● **RECORDS FOR PROCESSING**:
:::

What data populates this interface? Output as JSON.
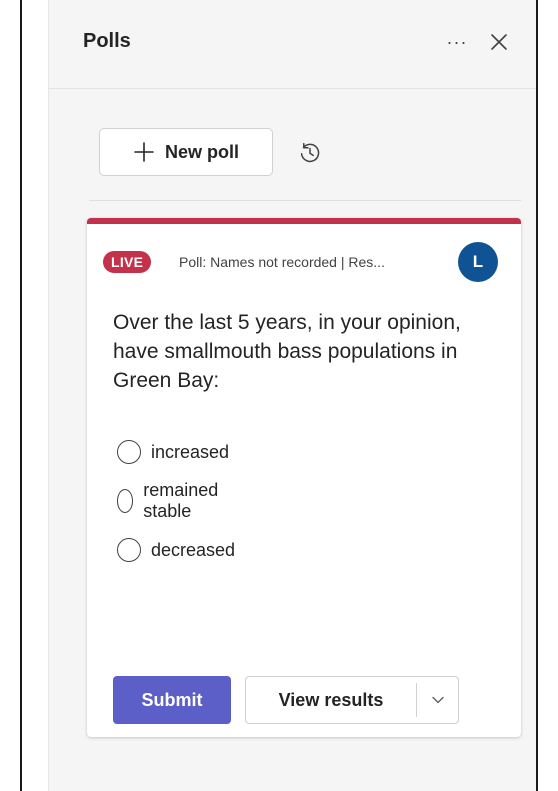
{
  "panel": {
    "title": "Polls",
    "more_icon": "ellipsis-icon",
    "close_icon": "close-icon"
  },
  "toolbar": {
    "new_poll_label": "New poll",
    "new_poll_icon": "plus-icon",
    "history_icon": "history-icon"
  },
  "poll": {
    "badge": "LIVE",
    "meta": "Poll: Names not recorded | Res...",
    "avatar_initial": "L",
    "question": "Over the last 5 years, in your opinion, have smallmouth bass populations in Green Bay:",
    "options": [
      {
        "label": "increased"
      },
      {
        "label": "remained stable"
      },
      {
        "label": "decreased"
      }
    ],
    "submit_label": "Submit",
    "view_results_label": "View results"
  },
  "colors": {
    "accent": "#5b5fc7",
    "live": "#c4314b",
    "avatar": "#0f5394"
  }
}
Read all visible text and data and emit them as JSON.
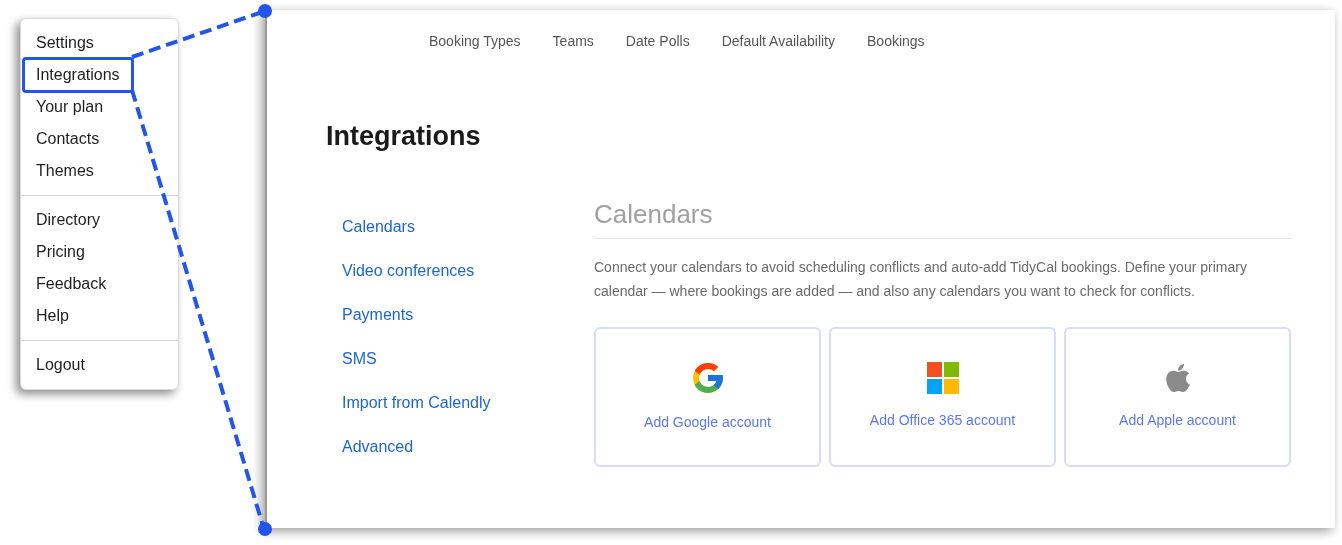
{
  "menu": {
    "sections": [
      [
        {
          "label": "Settings",
          "selected": false
        },
        {
          "label": "Integrations",
          "selected": true
        },
        {
          "label": "Your plan",
          "selected": false
        },
        {
          "label": "Contacts",
          "selected": false
        },
        {
          "label": "Themes",
          "selected": false
        }
      ],
      [
        {
          "label": "Directory",
          "selected": false
        },
        {
          "label": "Pricing",
          "selected": false
        },
        {
          "label": "Feedback",
          "selected": false
        },
        {
          "label": "Help",
          "selected": false
        }
      ],
      [
        {
          "label": "Logout",
          "selected": false
        }
      ]
    ]
  },
  "top_nav": [
    "Booking Types",
    "Teams",
    "Date Polls",
    "Default Availability",
    "Bookings"
  ],
  "page_title": "Integrations",
  "side_nav": [
    "Calendars",
    "Video conferences",
    "Payments",
    "SMS",
    "Import from Calendly",
    "Advanced"
  ],
  "section": {
    "heading": "Calendars",
    "description": "Connect your calendars to avoid scheduling conflicts and auto-add TidyCal bookings. Define your primary calendar — where bookings are added — and also any calendars you want to check for conflicts.",
    "cards": [
      {
        "kind": "google",
        "label": "Add Google account"
      },
      {
        "kind": "office",
        "label": "Add Office 365 account"
      },
      {
        "kind": "apple",
        "label": "Add Apple account"
      }
    ]
  }
}
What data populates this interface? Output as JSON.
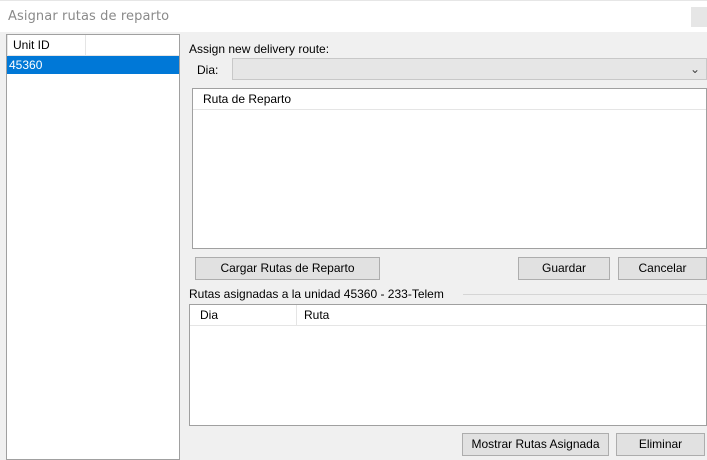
{
  "window": {
    "title": "Asignar rutas de reparto"
  },
  "units_list": {
    "header": "Unit ID",
    "rows": [
      "45360"
    ]
  },
  "assign": {
    "label": "Assign new delivery route:",
    "dia_label": "Dia:",
    "dia_value": "",
    "routes_header": "Ruta de Reparto"
  },
  "buttons": {
    "cargar": "Cargar Rutas de Reparto",
    "guardar": "Guardar",
    "cancelar": "Cancelar",
    "mostrar": "Mostrar Rutas Asignada",
    "eliminar": "Eliminar"
  },
  "assigned": {
    "group_label": "Rutas asignadas a la unidad 45360 - 233-Telem",
    "columns": [
      "Dia",
      "Ruta"
    ]
  },
  "colors": {
    "selection": "#0078d7",
    "background": "#f0f0f0"
  }
}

:::

● **THE TASK**: Find the lines holding "icon" and list every one.

● **WORKED SOLUTION**:
    "more_icon": "ellipsis-icon",
    "close_icon": "close-icon"
    "new_poll_icon": "plus-icon",
    "history_icon": "history-icon"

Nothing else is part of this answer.